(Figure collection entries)
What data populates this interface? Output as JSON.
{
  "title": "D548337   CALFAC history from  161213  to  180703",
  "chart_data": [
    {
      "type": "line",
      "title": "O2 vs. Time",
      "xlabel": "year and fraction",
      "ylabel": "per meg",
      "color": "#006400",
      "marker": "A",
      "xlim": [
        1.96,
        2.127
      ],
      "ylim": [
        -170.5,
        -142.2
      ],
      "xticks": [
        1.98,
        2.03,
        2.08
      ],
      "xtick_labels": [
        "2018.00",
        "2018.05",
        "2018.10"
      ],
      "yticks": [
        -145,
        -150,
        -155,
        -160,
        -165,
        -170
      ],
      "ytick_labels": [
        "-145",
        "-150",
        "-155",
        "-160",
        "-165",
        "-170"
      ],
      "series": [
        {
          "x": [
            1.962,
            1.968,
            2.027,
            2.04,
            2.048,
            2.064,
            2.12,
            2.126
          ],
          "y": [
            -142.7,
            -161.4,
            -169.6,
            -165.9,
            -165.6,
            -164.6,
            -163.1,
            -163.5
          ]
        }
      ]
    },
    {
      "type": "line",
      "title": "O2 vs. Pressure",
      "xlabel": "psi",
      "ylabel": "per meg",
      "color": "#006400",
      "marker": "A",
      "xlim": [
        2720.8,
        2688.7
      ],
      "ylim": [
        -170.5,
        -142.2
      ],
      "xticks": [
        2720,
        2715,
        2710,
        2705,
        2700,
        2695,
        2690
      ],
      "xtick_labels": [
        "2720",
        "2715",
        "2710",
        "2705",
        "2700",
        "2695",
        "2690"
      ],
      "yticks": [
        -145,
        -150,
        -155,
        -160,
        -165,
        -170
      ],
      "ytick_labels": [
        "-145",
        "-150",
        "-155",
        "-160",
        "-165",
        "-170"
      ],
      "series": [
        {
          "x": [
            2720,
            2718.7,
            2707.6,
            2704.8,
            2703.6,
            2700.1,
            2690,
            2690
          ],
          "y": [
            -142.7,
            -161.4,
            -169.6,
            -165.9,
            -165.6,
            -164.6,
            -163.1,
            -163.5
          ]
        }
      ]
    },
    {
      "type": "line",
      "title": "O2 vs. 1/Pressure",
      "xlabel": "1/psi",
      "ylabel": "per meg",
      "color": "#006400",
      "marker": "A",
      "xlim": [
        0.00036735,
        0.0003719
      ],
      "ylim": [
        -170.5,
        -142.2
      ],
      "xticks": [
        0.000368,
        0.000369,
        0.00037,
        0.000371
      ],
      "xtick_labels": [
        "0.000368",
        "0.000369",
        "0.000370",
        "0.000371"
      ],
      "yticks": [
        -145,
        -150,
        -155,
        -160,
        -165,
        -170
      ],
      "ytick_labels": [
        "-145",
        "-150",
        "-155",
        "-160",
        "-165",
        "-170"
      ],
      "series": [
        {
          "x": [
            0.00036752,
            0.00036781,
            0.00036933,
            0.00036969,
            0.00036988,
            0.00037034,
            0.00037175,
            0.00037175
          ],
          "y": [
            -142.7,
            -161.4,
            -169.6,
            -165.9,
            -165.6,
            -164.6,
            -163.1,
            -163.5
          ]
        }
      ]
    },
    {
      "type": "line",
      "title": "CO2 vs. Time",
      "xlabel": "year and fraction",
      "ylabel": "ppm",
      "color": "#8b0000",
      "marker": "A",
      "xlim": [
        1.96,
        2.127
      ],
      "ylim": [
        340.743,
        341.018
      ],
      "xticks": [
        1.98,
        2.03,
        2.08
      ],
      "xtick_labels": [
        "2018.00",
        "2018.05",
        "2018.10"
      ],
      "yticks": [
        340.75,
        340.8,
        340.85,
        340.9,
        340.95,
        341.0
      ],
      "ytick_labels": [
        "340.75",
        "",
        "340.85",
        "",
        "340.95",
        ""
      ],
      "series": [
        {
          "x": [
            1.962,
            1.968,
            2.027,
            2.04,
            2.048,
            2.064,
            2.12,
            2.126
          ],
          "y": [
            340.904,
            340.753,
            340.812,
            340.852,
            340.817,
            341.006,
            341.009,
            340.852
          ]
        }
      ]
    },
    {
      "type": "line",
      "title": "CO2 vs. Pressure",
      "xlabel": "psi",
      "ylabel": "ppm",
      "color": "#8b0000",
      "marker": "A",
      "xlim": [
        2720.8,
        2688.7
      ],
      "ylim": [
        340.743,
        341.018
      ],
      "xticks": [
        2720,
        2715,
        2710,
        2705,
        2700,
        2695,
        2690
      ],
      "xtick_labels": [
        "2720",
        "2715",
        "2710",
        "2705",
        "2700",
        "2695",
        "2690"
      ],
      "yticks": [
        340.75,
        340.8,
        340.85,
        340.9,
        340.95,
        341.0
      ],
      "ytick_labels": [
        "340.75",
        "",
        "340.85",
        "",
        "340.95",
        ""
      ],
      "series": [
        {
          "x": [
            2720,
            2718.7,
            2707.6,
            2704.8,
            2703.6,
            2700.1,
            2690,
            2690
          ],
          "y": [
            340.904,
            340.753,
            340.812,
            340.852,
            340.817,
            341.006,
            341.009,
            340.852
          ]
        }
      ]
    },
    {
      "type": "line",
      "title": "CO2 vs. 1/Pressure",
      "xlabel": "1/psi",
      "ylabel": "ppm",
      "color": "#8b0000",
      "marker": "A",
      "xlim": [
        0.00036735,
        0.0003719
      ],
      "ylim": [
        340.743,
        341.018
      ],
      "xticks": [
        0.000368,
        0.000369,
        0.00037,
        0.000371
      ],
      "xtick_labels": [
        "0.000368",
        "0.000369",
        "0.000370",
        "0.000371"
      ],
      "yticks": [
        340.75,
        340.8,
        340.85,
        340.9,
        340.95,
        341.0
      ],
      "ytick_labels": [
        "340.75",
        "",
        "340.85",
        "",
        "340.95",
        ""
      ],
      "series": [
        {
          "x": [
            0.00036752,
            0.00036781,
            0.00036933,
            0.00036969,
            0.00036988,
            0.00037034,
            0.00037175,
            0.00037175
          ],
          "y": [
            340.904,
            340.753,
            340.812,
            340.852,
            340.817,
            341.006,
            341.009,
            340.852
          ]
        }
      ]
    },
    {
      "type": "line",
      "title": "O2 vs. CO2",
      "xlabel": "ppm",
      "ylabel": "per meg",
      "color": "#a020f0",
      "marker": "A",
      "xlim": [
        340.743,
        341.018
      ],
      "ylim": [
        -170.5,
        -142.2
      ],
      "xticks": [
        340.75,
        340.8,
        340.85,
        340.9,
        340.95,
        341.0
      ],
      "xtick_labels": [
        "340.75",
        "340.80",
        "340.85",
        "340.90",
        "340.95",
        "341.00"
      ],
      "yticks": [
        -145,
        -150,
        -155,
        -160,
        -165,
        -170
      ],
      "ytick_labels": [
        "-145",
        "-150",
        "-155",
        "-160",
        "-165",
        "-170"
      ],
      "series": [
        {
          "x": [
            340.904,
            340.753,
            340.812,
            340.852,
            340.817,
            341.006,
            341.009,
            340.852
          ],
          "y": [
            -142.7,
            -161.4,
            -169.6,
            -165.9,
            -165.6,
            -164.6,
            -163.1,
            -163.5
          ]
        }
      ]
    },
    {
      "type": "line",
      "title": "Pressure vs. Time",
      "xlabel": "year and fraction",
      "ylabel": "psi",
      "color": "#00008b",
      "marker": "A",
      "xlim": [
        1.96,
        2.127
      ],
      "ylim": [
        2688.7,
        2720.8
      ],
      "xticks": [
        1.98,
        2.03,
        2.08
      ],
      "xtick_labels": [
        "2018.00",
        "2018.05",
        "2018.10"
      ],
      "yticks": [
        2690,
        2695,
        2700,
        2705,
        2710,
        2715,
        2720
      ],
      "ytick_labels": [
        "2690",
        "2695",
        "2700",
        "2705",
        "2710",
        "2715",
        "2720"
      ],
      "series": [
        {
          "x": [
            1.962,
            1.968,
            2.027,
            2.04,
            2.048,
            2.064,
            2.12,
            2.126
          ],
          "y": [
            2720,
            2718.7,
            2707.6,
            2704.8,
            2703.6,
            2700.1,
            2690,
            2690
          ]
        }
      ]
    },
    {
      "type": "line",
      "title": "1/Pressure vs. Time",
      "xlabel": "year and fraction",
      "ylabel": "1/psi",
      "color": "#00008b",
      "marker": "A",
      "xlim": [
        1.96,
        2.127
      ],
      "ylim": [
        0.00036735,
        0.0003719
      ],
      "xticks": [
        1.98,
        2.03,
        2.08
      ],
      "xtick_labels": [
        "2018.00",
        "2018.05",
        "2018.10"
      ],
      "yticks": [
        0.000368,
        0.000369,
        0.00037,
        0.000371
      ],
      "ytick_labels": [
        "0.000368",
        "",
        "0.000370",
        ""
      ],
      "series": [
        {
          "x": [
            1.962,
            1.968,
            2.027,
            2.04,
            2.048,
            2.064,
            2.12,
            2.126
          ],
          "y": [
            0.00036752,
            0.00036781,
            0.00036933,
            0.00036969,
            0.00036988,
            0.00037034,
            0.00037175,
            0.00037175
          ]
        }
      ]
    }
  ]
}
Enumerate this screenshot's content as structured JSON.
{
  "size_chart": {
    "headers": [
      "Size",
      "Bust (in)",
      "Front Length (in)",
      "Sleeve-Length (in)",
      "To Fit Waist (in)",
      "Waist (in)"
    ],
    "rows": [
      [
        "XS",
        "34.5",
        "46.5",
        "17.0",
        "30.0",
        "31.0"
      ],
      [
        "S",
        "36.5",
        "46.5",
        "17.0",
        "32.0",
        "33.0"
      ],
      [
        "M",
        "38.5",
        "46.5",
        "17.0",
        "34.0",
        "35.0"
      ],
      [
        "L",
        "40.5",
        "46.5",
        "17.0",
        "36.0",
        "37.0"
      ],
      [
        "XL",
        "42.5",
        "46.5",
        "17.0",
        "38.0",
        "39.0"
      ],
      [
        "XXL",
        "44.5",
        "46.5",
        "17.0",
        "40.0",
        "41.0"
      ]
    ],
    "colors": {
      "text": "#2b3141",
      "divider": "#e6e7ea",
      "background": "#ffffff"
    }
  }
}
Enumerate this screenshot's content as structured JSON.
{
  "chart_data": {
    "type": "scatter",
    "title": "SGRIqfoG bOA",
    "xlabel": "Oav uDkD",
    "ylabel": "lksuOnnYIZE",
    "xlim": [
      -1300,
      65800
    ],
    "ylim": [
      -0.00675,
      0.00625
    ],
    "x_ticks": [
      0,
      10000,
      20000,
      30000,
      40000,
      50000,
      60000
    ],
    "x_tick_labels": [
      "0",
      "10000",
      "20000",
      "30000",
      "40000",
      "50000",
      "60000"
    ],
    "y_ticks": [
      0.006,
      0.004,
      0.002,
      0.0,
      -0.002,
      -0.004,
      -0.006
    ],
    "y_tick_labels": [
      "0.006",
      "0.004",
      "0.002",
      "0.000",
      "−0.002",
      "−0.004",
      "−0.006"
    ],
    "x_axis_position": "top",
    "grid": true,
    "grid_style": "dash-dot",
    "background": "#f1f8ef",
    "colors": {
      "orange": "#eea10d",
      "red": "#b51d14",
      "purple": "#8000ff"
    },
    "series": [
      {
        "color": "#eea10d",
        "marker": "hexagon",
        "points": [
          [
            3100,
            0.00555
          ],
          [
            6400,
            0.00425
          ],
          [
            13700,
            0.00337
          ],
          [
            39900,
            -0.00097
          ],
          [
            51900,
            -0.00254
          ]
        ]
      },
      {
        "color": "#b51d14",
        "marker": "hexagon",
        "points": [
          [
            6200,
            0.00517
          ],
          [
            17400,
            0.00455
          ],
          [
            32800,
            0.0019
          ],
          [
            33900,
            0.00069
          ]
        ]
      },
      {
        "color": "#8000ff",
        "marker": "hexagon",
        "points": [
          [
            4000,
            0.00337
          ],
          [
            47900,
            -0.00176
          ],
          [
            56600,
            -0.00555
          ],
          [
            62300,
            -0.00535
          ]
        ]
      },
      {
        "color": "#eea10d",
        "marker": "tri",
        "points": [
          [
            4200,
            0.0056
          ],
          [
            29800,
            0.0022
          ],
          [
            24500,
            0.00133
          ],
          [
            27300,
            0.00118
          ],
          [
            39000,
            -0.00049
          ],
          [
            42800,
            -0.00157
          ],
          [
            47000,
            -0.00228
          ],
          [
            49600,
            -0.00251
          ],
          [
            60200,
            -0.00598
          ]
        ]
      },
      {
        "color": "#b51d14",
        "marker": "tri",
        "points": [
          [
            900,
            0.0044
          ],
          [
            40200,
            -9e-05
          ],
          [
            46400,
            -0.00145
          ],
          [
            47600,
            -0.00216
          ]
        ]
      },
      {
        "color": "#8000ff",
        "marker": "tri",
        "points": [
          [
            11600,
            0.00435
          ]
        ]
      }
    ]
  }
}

What you are asked to do. Copy every line in the records above that contains the word "Pressure".

Written response.
      "title": "O2 vs. Pressure",
      "title": "O2 vs. 1/Pressure",
      "title": "CO2 vs. Pressure",
      "title": "CO2 vs. 1/Pressure",
      "title": "Pressure vs. Time",
      "title": "1/Pressure vs. Time",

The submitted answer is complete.